**Task details:**
Make an exact copy of the records, with the images left out.
** start of Dataset records **
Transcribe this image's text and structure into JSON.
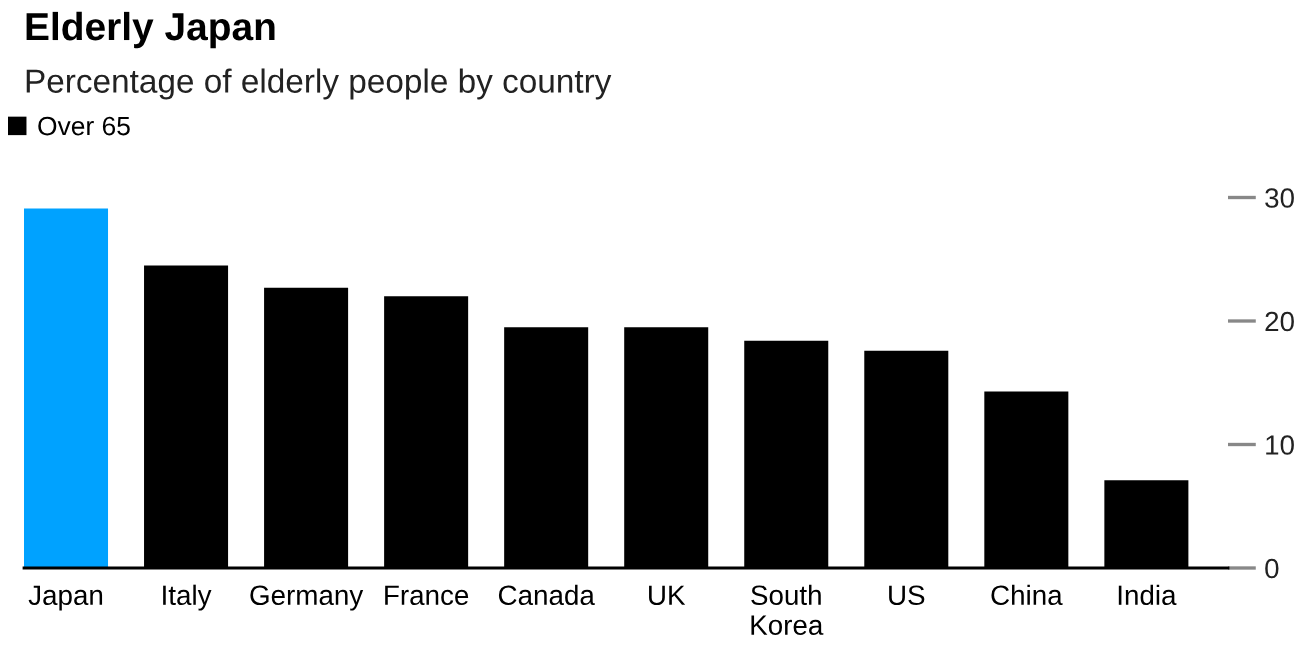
{
  "chart_data": {
    "type": "bar",
    "title": "Elderly Japan",
    "subtitle": "Percentage of elderly people by country",
    "categories": [
      "Japan",
      "Italy",
      "Germany",
      "France",
      "Canada",
      "UK",
      "South\nKorea",
      "US",
      "China",
      "India"
    ],
    "series": [
      {
        "name": "Over 65",
        "color": "#000000",
        "colors": [
          "#00a2ff",
          "#000000",
          "#000000",
          "#000000",
          "#000000",
          "#000000",
          "#000000",
          "#000000",
          "#000000",
          "#000000"
        ],
        "values": [
          29.1,
          24.5,
          22.7,
          22.0,
          19.5,
          19.5,
          18.4,
          17.6,
          14.3,
          7.1
        ]
      }
    ],
    "ylim": [
      0,
      30
    ],
    "yticks": [
      0,
      10,
      20,
      30
    ],
    "grid": false,
    "legend": "top left"
  }
}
** end of Dataset records **
**Reply:**
Transcribe this image's text and structure into JSON.
{
  "chart_data": {
    "type": "bar",
    "title": "Elderly Japan",
    "subtitle": "Percentage of elderly people by country",
    "categories": [
      "Japan",
      "Italy",
      "Germany",
      "France",
      "Canada",
      "UK",
      "South\nKorea",
      "US",
      "China",
      "India"
    ],
    "series": [
      {
        "name": "Over 65",
        "color": "#000000",
        "colors": [
          "#00a2ff",
          "#000000",
          "#000000",
          "#000000",
          "#000000",
          "#000000",
          "#000000",
          "#000000",
          "#000000",
          "#000000"
        ],
        "values": [
          29.1,
          24.5,
          22.7,
          22.0,
          19.5,
          19.5,
          18.4,
          17.6,
          14.3,
          7.1
        ]
      }
    ],
    "ylim": [
      0,
      30
    ],
    "yticks": [
      0,
      10,
      20,
      30
    ],
    "grid": false,
    "legend": "top left"
  }
}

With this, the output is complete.